Data shown:

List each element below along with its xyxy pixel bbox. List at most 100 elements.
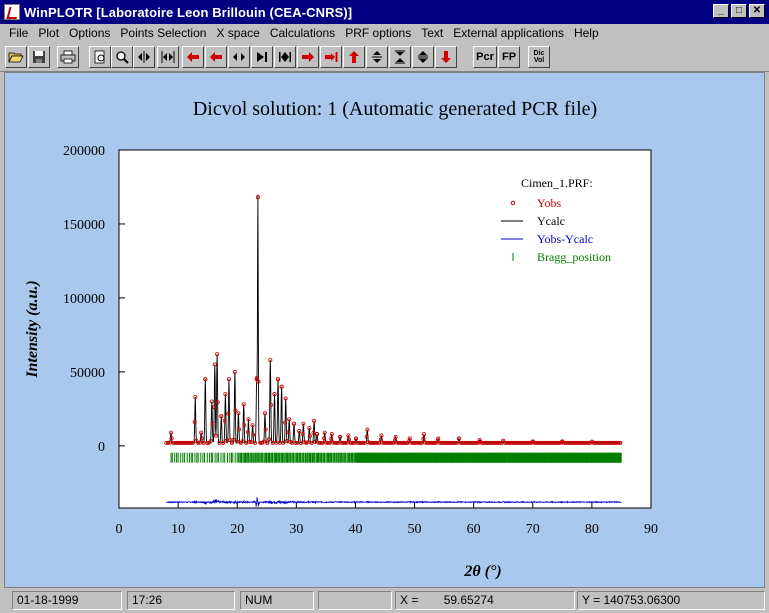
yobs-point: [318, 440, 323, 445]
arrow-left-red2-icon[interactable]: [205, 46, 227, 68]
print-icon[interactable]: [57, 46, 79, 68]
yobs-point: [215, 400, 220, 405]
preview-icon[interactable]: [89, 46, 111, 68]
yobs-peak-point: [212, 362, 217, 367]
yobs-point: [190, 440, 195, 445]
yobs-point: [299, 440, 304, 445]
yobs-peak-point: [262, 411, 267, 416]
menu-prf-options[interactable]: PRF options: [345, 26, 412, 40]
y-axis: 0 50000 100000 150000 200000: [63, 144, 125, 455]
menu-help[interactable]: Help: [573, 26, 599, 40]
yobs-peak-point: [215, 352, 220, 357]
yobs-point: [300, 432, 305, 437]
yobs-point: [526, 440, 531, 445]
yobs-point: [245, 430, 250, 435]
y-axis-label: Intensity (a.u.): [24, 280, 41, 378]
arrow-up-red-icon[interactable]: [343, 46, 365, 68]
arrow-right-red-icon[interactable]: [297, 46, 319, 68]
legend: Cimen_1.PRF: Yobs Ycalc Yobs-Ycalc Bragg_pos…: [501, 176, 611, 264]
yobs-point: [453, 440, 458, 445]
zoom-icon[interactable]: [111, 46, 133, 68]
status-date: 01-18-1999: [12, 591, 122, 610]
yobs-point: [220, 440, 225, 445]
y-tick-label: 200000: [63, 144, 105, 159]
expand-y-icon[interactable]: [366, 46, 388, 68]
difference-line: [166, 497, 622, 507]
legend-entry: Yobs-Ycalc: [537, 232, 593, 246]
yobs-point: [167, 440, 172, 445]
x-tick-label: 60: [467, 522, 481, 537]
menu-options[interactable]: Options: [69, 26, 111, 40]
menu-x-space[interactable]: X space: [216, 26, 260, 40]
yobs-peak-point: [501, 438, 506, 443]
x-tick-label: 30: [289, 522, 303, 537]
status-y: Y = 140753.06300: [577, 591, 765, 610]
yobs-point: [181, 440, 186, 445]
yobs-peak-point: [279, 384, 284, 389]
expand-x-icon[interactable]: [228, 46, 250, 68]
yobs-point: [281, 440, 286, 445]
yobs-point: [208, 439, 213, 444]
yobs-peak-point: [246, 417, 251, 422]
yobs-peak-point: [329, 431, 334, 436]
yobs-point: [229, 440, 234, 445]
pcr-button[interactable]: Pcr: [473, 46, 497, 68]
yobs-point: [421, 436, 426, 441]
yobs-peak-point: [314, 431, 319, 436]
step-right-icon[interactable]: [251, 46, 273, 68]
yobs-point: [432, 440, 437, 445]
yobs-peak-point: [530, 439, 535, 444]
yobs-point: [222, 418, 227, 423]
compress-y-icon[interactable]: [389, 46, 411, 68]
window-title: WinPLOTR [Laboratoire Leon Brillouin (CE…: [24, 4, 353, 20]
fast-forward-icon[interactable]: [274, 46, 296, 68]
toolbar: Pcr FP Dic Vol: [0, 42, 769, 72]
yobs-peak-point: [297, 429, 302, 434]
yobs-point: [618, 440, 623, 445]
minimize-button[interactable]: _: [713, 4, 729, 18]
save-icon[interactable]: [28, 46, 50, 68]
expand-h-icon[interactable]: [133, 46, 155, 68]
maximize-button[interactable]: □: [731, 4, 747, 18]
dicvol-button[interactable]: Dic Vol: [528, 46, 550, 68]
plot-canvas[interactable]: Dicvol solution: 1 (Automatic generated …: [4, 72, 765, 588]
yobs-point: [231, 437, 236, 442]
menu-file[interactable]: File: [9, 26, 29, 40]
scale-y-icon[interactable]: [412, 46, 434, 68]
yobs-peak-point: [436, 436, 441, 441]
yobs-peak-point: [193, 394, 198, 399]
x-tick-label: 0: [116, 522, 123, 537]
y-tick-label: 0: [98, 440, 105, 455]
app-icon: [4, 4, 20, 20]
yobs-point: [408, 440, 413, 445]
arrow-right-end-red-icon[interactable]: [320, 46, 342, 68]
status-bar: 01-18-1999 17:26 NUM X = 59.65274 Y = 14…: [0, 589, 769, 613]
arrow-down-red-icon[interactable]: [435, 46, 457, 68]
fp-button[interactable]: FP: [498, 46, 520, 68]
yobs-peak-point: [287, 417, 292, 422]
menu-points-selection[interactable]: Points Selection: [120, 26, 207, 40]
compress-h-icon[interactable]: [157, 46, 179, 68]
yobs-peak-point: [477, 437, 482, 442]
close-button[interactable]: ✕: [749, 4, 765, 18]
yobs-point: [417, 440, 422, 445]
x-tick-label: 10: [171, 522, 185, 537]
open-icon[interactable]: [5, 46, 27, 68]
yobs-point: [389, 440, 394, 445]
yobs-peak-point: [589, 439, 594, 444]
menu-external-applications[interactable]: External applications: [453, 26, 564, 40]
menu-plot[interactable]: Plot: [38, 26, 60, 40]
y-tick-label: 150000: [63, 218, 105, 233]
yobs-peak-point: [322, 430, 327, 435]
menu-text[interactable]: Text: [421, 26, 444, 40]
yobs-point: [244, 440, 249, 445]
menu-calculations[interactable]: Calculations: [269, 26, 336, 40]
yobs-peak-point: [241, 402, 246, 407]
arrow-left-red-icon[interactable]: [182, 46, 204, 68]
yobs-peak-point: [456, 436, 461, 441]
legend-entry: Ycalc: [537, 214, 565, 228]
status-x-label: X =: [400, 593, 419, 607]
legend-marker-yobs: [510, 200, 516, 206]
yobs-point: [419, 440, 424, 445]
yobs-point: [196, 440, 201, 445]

==

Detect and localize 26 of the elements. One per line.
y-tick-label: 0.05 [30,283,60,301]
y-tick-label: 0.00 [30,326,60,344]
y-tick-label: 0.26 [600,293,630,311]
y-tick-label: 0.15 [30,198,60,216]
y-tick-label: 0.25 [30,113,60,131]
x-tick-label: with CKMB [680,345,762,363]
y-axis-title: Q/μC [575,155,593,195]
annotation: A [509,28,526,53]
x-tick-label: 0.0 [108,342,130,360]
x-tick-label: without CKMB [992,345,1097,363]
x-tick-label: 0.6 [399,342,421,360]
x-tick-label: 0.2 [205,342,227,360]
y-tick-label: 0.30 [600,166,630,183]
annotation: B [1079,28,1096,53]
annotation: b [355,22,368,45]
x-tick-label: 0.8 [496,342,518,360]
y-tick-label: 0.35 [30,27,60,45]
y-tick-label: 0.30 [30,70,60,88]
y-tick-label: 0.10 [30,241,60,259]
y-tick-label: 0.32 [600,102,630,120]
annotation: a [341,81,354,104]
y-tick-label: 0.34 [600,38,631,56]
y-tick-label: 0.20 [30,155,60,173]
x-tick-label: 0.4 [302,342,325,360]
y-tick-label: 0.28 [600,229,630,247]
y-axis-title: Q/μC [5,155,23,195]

Exercise: Quote the part of the listing that opens with the line containing "yobs-point: [318, 440, 323, 445]" and closes with the line containing "yobs-peak-point: [262, 411, 267, 416]", both included.

Exercise response:
yobs-point: [318, 440, 323, 445]
arrow-left-red2-icon[interactable]: [205, 46, 227, 68]
print-icon[interactable]: [57, 46, 79, 68]
yobs-point: [215, 400, 220, 405]
preview-icon[interactable]: [89, 46, 111, 68]
yobs-peak-point: [212, 362, 217, 367]
yobs-point: [190, 440, 195, 445]
yobs-point: [299, 440, 304, 445]
yobs-peak-point: [262, 411, 267, 416]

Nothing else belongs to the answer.